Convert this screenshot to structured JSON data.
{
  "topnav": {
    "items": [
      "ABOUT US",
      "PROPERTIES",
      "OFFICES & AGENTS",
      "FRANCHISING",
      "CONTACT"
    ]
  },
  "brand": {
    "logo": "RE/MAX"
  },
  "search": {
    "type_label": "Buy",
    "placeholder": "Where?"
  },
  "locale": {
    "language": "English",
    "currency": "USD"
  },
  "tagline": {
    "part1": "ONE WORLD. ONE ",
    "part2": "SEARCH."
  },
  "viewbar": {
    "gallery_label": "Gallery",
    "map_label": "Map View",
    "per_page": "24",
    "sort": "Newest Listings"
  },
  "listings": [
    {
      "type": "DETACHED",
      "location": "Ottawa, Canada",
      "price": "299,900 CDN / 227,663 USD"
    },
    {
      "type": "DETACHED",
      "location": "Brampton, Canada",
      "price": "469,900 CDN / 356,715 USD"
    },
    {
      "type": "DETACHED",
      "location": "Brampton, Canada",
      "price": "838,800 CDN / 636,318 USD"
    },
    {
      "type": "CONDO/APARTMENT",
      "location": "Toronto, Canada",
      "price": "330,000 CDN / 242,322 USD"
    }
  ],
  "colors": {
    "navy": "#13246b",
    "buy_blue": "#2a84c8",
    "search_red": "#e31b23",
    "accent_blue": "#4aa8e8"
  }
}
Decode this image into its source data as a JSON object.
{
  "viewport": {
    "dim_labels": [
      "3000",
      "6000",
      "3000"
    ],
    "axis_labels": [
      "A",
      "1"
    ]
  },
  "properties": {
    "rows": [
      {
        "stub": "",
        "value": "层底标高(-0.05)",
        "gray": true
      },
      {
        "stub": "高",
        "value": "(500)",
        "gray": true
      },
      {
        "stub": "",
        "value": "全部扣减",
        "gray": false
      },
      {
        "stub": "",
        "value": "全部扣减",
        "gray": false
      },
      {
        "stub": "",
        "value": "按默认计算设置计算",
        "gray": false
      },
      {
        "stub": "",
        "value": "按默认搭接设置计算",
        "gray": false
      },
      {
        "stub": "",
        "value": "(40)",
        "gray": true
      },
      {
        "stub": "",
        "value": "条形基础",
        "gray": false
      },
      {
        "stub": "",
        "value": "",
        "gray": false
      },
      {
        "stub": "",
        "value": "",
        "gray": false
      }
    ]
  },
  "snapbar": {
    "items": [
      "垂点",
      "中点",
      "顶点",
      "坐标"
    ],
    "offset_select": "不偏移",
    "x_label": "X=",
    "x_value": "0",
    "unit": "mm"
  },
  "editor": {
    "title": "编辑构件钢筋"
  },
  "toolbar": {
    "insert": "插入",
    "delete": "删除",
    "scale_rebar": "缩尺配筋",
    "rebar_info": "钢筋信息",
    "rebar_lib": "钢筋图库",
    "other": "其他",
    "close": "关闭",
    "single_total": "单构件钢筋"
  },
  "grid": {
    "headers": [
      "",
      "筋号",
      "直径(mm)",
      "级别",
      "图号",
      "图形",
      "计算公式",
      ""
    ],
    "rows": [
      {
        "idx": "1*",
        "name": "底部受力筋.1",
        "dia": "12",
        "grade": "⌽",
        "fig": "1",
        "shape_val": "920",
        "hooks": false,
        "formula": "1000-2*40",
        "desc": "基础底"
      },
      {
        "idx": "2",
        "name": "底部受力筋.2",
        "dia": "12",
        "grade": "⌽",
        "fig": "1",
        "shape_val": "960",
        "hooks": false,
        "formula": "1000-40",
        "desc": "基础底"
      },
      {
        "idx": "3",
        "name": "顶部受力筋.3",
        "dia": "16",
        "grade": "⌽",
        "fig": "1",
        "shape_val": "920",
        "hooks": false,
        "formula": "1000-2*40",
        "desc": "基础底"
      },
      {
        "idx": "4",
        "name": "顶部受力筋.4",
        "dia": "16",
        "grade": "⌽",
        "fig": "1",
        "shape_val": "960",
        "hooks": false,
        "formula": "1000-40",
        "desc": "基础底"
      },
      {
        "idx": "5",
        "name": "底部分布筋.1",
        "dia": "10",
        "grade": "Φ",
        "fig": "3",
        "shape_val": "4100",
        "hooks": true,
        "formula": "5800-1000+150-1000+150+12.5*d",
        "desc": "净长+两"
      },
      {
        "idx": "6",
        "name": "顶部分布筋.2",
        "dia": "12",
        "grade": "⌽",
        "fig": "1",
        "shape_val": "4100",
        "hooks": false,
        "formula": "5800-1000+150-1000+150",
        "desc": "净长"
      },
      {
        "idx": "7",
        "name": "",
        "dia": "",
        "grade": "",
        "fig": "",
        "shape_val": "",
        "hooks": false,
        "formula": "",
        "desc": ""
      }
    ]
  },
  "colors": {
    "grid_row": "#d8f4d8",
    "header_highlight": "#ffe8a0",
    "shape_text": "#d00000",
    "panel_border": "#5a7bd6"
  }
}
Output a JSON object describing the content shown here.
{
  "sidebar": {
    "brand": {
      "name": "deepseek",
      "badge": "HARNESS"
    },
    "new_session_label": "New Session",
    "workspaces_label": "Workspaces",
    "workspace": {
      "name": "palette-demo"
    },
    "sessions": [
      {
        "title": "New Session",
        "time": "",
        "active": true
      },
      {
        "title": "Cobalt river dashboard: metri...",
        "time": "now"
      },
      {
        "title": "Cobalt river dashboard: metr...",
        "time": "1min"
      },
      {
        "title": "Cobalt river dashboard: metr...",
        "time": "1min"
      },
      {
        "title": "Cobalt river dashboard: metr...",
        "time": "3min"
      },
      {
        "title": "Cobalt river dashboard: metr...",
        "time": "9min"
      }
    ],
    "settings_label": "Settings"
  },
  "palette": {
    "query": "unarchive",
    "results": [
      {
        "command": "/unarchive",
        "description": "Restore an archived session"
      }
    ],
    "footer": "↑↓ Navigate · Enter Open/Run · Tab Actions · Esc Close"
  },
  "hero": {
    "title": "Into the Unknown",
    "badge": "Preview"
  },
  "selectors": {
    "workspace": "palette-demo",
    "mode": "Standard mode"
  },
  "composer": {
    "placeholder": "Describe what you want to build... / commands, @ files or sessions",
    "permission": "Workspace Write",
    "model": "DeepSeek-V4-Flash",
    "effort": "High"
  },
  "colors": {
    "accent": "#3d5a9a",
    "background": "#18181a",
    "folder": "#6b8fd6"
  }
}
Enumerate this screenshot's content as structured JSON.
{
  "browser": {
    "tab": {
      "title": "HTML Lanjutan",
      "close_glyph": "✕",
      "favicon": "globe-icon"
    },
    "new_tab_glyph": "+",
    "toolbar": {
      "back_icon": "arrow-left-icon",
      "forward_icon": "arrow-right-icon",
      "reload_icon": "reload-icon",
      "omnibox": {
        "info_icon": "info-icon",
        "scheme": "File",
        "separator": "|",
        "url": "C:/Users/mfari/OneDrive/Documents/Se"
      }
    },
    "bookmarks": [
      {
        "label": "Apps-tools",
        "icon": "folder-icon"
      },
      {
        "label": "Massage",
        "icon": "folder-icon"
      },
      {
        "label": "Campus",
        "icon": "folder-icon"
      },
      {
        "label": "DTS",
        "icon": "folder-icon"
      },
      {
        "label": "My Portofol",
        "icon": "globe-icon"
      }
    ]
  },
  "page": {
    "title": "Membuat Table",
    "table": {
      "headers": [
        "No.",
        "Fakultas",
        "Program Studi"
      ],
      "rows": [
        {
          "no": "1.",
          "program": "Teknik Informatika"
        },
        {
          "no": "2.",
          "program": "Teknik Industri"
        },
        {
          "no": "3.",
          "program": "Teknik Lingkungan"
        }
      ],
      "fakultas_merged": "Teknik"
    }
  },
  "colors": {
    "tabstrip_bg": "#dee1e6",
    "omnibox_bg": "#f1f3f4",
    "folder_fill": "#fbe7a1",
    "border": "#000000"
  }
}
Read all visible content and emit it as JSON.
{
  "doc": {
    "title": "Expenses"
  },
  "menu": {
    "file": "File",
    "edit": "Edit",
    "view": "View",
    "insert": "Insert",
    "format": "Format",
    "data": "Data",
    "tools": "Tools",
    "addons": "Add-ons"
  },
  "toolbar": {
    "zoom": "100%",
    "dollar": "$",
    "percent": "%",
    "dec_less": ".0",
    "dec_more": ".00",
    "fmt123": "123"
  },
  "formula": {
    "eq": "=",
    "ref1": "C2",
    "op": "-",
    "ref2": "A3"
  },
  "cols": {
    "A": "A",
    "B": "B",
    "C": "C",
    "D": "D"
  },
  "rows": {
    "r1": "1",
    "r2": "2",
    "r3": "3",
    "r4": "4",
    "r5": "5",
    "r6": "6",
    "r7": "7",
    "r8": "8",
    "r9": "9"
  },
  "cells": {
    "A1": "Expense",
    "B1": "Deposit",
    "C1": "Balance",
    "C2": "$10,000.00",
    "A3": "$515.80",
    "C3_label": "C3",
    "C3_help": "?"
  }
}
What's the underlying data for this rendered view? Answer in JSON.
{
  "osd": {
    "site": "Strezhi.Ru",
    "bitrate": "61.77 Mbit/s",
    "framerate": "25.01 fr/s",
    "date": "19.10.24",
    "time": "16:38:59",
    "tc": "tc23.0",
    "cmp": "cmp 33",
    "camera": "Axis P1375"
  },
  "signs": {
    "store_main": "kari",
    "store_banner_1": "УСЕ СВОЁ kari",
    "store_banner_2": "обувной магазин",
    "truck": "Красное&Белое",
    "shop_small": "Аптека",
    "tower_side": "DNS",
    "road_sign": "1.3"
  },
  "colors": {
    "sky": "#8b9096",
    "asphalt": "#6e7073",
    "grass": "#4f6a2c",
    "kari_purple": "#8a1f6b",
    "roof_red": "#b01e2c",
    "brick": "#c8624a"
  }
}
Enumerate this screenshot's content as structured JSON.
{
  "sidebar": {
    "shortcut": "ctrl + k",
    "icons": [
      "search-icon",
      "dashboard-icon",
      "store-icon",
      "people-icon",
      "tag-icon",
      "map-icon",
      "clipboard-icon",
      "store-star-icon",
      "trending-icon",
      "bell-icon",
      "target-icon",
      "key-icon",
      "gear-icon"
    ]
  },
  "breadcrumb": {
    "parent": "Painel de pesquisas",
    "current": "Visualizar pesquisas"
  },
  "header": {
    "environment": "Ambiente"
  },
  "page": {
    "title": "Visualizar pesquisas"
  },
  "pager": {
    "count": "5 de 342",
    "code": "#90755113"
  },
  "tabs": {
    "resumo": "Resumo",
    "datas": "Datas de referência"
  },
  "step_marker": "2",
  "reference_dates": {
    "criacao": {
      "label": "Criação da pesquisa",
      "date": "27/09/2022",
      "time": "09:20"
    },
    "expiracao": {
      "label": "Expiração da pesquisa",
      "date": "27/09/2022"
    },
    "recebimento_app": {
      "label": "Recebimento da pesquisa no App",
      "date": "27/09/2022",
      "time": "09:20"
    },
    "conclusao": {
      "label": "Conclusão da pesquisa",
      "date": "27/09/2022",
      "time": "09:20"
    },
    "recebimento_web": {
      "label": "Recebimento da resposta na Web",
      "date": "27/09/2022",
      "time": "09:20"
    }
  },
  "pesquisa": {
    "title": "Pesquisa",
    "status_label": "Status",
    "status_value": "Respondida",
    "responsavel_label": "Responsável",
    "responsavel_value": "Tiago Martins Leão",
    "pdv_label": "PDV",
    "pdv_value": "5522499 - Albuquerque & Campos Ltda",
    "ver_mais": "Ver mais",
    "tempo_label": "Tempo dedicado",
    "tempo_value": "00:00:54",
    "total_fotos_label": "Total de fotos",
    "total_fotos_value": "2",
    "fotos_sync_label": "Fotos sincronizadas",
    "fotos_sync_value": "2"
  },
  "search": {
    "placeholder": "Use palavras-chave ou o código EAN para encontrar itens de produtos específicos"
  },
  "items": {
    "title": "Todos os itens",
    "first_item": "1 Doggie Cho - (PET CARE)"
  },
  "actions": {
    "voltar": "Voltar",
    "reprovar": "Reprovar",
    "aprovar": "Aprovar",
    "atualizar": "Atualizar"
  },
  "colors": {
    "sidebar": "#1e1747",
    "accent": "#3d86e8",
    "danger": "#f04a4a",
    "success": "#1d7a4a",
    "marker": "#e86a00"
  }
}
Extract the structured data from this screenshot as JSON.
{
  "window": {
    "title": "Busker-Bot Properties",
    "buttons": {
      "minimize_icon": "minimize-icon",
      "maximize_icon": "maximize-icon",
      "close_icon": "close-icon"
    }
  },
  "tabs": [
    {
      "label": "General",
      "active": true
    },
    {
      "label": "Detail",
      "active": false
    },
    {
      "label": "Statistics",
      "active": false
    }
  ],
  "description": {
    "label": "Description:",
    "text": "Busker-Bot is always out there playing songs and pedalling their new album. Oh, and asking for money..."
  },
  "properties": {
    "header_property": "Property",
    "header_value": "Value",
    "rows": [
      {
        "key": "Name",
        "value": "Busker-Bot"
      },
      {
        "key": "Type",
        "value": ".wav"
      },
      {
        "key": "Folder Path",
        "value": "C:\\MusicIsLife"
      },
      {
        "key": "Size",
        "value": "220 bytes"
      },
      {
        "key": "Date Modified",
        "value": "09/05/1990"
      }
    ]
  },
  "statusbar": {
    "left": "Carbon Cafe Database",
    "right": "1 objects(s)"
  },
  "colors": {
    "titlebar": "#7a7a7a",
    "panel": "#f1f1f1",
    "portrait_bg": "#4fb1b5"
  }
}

#### REQUIRED WORK:
Copy out each line of the data where the string "Busker" appears.

#### SOLUTION TO THIS EXERCISE:
    "title": "Busker-Bot Properties",
    "text": "Busker-Bot is always out there playing songs and pedalling their new album. Oh, and asking for money..."
        "value": "Busker-Bot"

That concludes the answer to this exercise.